■ WHAT YOU ARE ASKED TO DO
Lift every line from the entries that includes the word "screenshot".

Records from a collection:
• • •

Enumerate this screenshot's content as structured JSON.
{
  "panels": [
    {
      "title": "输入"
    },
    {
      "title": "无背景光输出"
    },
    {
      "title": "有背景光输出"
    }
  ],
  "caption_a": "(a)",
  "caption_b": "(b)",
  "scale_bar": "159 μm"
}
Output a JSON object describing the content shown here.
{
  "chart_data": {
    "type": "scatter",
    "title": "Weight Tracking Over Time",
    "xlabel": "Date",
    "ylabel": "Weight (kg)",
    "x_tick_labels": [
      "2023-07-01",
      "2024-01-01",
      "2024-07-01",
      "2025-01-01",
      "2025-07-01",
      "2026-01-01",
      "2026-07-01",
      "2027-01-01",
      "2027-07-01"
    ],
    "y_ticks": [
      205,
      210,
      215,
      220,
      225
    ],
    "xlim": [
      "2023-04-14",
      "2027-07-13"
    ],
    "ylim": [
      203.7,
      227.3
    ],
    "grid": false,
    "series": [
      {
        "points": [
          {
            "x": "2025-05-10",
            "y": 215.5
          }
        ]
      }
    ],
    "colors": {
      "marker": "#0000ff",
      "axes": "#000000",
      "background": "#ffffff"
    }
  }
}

• • •

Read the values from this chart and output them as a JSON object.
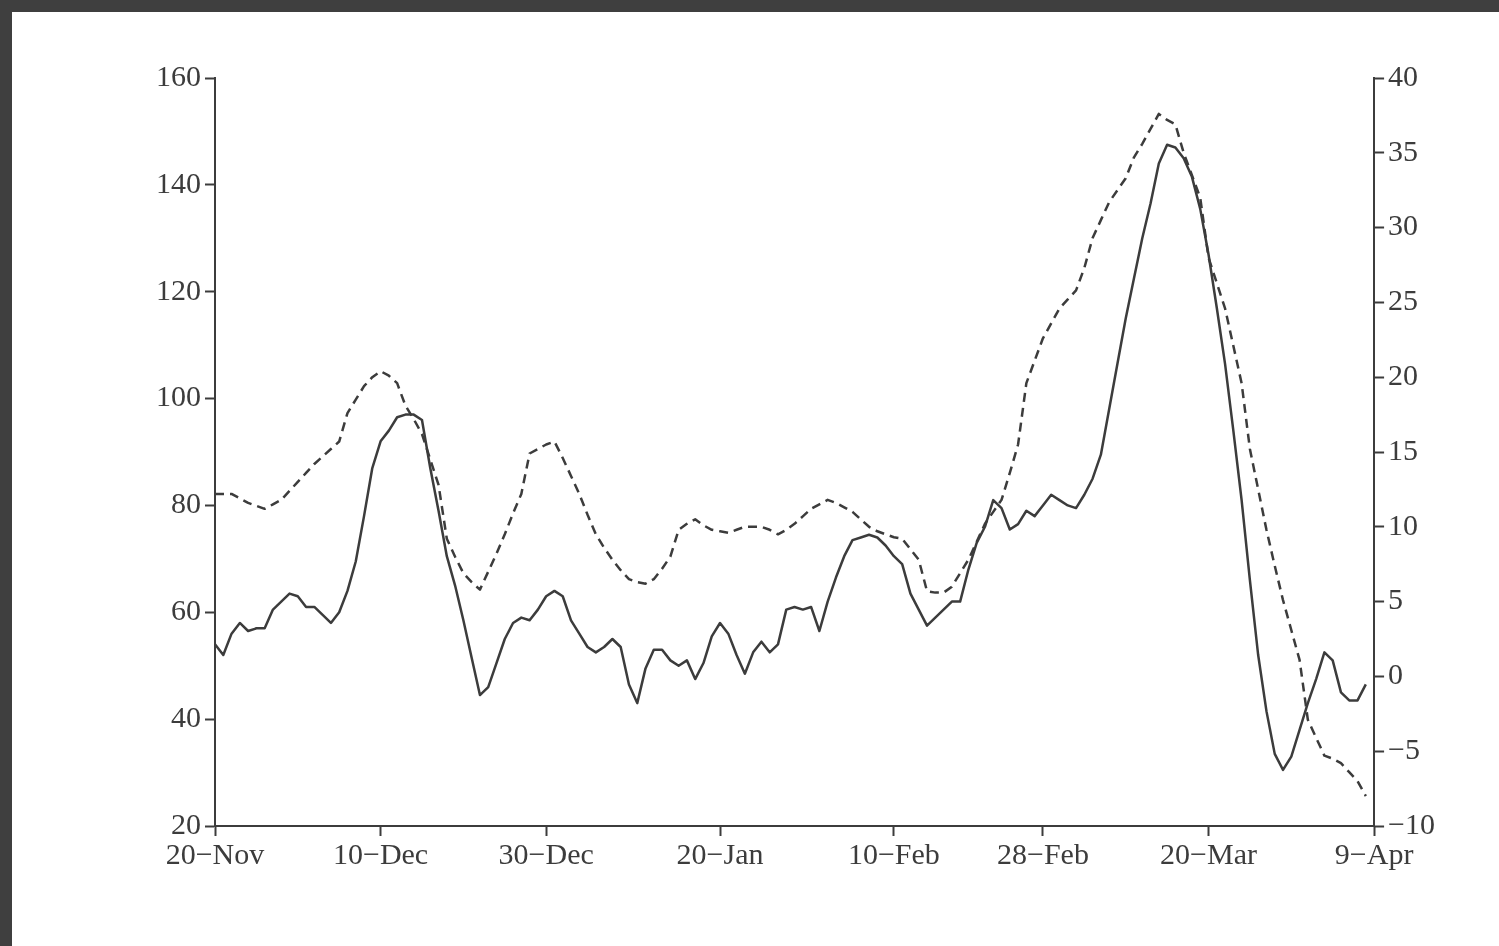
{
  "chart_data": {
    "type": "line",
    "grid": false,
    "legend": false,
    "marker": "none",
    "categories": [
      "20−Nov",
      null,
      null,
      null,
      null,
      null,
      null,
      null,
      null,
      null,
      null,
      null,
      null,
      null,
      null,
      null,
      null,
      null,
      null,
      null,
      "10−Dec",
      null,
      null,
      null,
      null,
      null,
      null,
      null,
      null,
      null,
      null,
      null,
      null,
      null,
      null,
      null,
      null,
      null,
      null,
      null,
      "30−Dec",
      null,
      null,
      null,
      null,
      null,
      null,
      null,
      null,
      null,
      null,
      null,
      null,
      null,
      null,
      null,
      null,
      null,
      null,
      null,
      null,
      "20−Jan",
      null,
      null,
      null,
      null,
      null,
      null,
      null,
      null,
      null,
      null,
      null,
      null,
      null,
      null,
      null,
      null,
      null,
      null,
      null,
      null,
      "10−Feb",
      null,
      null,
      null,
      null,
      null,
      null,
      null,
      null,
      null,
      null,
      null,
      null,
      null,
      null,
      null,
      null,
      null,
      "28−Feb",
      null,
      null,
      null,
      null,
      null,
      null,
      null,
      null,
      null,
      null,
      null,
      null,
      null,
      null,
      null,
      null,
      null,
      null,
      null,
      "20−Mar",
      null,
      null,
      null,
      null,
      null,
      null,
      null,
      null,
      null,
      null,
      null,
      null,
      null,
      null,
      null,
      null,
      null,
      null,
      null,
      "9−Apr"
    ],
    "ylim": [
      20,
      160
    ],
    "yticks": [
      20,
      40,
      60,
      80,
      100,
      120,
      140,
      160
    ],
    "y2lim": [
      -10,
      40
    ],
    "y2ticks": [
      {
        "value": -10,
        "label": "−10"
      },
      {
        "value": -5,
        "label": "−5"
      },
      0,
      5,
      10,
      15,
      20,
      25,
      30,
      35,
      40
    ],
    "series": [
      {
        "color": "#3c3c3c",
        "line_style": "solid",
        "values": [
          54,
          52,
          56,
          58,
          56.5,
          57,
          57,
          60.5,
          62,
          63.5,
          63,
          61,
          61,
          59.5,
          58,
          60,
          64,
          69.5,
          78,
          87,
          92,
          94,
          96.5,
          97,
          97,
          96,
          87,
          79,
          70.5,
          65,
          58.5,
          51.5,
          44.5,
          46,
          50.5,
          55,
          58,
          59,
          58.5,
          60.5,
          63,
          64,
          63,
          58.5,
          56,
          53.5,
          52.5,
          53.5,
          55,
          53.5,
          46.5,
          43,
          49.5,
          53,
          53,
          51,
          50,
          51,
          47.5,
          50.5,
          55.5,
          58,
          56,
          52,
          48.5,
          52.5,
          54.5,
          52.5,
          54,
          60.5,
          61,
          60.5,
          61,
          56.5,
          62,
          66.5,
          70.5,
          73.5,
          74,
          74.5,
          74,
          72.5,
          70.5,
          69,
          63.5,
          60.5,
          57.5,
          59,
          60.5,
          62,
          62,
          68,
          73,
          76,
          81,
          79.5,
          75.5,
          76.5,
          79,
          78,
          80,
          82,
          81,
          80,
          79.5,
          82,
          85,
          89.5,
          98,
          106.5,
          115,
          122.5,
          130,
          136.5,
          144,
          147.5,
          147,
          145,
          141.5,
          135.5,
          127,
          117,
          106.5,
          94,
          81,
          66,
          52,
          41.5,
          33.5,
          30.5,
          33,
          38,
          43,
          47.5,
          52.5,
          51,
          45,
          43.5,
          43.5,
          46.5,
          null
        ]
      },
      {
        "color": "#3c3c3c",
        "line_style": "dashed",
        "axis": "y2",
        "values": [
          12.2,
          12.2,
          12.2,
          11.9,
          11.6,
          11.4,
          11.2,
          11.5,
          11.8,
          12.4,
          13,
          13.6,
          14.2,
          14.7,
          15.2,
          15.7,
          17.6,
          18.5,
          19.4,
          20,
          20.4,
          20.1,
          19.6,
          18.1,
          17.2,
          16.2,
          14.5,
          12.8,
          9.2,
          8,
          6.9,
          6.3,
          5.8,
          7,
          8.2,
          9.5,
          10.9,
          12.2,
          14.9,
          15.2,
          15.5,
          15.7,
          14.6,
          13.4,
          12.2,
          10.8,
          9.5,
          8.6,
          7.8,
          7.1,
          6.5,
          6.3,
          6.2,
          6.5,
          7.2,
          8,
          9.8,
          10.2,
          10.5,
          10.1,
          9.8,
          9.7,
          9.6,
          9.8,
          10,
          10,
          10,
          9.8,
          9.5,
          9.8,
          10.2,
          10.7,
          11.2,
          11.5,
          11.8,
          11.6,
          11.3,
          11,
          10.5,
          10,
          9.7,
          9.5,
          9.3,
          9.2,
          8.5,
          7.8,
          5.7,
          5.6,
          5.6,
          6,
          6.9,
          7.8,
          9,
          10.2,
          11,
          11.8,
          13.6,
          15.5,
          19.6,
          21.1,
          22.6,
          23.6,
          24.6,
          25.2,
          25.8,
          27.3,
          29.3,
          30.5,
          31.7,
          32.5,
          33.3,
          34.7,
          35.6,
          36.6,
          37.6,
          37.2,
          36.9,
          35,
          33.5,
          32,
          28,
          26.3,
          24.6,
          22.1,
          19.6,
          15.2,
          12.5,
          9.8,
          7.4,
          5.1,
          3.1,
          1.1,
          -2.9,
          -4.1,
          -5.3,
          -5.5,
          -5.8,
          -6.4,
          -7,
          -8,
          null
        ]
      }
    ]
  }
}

• • •

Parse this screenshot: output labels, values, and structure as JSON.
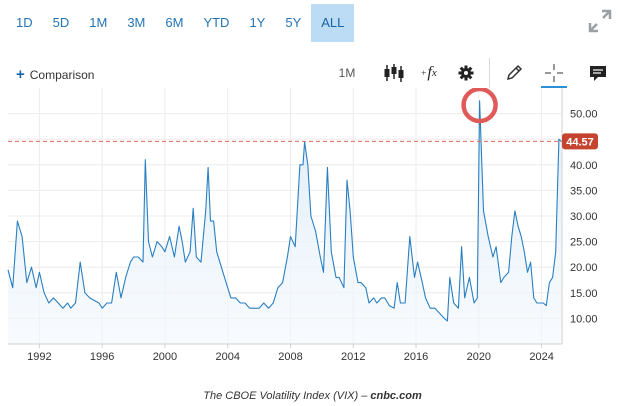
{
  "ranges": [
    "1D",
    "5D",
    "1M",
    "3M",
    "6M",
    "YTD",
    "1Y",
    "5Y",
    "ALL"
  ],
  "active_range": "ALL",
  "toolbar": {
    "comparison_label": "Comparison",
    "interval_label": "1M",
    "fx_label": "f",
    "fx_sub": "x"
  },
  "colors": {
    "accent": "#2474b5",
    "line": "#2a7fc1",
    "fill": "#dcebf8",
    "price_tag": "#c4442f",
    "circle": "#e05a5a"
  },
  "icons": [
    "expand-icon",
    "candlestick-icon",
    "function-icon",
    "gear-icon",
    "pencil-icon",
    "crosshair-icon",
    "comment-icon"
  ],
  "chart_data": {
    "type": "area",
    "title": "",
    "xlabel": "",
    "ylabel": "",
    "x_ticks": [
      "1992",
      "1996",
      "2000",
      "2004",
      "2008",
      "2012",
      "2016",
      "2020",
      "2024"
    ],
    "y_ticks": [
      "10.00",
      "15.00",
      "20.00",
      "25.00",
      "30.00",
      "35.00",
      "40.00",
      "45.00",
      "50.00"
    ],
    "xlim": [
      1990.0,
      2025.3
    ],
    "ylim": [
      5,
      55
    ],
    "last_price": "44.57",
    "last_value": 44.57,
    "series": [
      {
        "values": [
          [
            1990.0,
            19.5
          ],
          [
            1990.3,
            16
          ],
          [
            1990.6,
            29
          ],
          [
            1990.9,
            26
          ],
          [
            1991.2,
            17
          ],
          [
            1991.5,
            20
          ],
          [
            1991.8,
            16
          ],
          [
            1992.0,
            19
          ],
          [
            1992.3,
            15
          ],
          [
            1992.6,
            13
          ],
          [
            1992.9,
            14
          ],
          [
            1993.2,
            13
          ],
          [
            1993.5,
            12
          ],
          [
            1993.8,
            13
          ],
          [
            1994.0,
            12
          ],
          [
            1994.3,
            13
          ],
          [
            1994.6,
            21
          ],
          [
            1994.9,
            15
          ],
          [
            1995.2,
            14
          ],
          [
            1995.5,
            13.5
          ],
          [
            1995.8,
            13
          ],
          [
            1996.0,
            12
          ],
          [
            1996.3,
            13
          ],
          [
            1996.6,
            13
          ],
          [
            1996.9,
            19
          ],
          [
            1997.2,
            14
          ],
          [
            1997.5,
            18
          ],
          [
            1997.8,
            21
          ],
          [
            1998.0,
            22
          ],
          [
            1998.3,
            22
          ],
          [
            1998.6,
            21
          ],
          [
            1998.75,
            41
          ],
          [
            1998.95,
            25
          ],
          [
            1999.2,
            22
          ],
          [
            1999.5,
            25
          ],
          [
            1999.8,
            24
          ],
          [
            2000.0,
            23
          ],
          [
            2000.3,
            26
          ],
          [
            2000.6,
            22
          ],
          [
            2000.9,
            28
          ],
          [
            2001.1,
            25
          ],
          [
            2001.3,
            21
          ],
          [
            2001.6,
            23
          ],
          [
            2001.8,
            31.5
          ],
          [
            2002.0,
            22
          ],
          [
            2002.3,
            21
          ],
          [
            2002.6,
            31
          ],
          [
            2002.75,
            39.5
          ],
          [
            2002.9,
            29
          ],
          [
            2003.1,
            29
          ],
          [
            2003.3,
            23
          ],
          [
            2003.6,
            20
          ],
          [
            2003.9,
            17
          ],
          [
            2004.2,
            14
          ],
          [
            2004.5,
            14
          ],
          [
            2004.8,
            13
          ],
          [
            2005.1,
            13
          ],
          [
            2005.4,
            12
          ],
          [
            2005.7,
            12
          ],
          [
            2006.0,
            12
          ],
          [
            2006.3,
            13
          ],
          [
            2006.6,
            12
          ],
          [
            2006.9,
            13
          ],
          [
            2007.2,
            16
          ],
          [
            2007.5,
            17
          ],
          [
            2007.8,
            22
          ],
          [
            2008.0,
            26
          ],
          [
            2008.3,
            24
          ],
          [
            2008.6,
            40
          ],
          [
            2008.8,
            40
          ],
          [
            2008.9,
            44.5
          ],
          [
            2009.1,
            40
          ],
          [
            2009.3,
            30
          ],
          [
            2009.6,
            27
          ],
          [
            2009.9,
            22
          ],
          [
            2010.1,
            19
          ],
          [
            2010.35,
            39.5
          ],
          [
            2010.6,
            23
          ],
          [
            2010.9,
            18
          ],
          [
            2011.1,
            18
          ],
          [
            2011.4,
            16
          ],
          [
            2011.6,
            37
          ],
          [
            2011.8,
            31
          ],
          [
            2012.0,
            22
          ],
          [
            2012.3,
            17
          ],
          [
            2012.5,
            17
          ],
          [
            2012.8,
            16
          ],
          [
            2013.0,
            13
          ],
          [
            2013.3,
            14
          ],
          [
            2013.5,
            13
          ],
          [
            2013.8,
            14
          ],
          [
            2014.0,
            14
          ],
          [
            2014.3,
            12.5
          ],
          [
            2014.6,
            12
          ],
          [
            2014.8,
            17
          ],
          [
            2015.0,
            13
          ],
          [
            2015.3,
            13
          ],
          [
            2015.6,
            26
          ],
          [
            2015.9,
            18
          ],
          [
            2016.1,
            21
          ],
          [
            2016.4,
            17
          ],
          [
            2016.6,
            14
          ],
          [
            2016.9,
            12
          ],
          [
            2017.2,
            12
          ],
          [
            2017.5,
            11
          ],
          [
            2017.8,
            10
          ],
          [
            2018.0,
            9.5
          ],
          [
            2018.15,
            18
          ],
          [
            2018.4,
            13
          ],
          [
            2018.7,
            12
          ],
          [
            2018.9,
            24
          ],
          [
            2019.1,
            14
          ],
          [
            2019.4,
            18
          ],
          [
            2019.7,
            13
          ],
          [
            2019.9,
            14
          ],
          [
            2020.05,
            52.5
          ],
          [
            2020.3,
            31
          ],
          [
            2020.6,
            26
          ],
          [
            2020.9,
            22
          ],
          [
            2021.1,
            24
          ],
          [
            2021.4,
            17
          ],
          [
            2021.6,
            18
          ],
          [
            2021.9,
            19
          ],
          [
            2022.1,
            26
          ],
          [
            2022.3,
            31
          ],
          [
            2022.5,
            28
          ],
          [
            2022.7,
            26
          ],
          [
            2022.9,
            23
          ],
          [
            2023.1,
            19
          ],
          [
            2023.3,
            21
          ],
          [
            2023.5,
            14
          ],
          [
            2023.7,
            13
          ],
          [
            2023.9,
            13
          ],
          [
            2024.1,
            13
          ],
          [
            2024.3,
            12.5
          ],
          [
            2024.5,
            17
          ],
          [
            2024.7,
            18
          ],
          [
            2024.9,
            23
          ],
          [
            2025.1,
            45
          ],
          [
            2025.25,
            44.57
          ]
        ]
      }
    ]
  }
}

• • •

■ SOLVED PROBLEM
Enumerate this screenshot's content as structured JSON.
Parse this screenshot: output labels, values, and structure as JSON.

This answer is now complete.